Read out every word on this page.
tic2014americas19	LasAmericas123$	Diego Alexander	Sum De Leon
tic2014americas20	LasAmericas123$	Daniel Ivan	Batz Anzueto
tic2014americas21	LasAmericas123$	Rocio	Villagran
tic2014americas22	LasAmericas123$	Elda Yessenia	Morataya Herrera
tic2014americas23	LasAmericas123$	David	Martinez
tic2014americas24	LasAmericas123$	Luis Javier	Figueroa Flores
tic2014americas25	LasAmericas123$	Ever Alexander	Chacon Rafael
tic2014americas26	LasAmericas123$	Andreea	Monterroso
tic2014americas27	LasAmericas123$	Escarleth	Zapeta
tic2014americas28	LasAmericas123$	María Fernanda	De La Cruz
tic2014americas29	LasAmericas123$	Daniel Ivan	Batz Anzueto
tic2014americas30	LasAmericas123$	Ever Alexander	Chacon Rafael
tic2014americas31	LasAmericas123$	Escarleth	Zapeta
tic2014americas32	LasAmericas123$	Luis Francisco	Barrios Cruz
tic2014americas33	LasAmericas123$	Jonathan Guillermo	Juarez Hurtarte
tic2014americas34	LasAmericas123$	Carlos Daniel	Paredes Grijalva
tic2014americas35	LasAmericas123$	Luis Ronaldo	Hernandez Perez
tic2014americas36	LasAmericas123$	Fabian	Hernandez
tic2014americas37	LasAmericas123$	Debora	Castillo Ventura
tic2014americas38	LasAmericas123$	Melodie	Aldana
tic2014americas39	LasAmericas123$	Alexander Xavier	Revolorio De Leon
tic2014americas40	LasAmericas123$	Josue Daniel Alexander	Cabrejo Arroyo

+ + + + +

_Task goal_
Return from the data every line that holds "Zapeta".

_Expected output_
tic2014americas27	LasAmericas123$	Escarleth	Zapeta
tic2014americas31	LasAmericas123$	Escarleth	Zapeta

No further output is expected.